#### [Data for the task]
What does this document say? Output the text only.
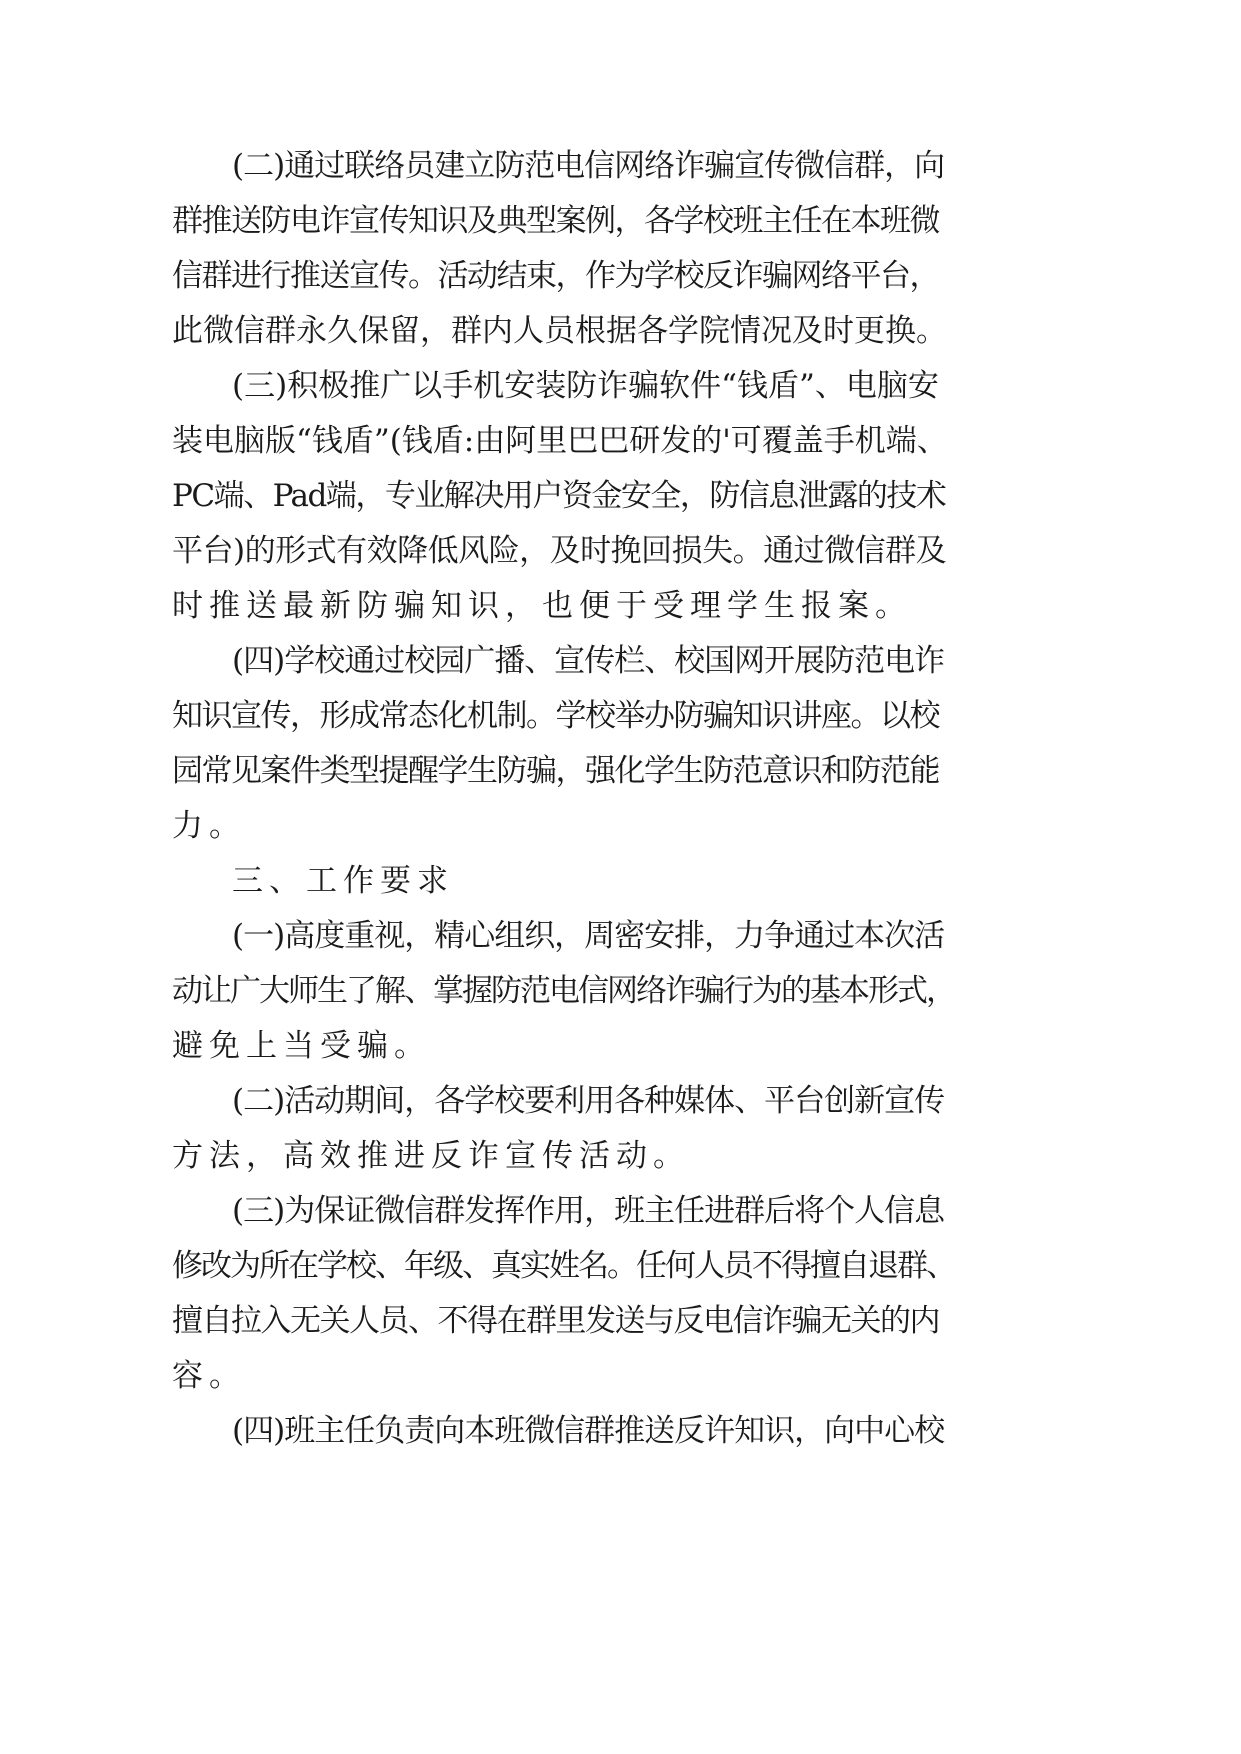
(二)通过联络员建立防范电信网络诈骗宣传微信群，向
群推送防电诈宣传知识及典型案例，各学校班主任在本班微
信群进行推送宣传。活动结束，作为学校反诈骗网络平台，
此微信群永久保留，群内人员根据各学院情况及时更换。
(三)积极推广以手机安装防诈骗软件“钱盾”、电脑安
装电脑版“钱盾”(钱盾:由阿里巴巴研发的'可覆盖手机端、
PC端、Pad端，专业解决用户资金安全，防信息泄露的技术
平台)的形式有效降低风险，及时挽回损失。通过微信群及
时推送最新防骗知识，也便于受理学生报案。
(四)学校通过校园广播、宣传栏、校国网开展防范电诈
知识宣传，形成常态化机制。学校举办防骗知识讲座。以校
园常见案件类型提醒学生防骗，强化学生防范意识和防范能
力。
三、工作要求
(一)高度重视，精心组织，周密安排，力争通过本次活
动让广大师生了解、掌握防范电信网络诈骗行为的基本形式，
避免上当受骗。
(二)活动期间，各学校要利用各种媒体、平台创新宣传
方法，高效推进反诈宣传活动。
(三)为保证微信群发挥作用，班主任进群后将个人信息
修改为所在学校、年级、真实姓名。任何人员不得擅自退群、
擅自拉入无关人员、不得在群里发送与反电信诈骗无关的内
容。
(四)班主任负责向本班微信群推送反许知识，向中心校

#### [Task directions]
Without including the pictures, reproduce all entries exactly.

#### [Solution for this problem]
What does this document say? Output the text only.
(二)通过联络员建立防范电信网络诈骗宣传微信群，向
群推送防电诈宣传知识及典型案例，各学校班主任在本班微
信群进行推送宣传。活动结束，作为学校反诈骗网络平台，
此微信群永久保留，群内人员根据各学院情况及时更换。
(三)积极推广以手机安装防诈骗软件“钱盾”、电脑安
装电脑版“钱盾”(钱盾:由阿里巴巴研发的'可覆盖手机端、
PC端、Pad端，专业解决用户资金安全，防信息泄露的技术
平台)的形式有效降低风险，及时挽回损失。通过微信群及
时推送最新防骗知识，也便于受理学生报案。
(四)学校通过校园广播、宣传栏、校国网开展防范电诈
知识宣传，形成常态化机制。学校举办防骗知识讲座。以校
园常见案件类型提醒学生防骗，强化学生防范意识和防范能
力。
三、工作要求
(一)高度重视，精心组织，周密安排，力争通过本次活
动让广大师生了解、掌握防范电信网络诈骗行为的基本形式，
避免上当受骗。
(二)活动期间，各学校要利用各种媒体、平台创新宣传
方法，高效推进反诈宣传活动。
(三)为保证微信群发挥作用，班主任进群后将个人信息
修改为所在学校、年级、真实姓名。任何人员不得擅自退群、
擅自拉入无关人员、不得在群里发送与反电信诈骗无关的内
容。
(四)班主任负责向本班微信群推送反许知识，向中心校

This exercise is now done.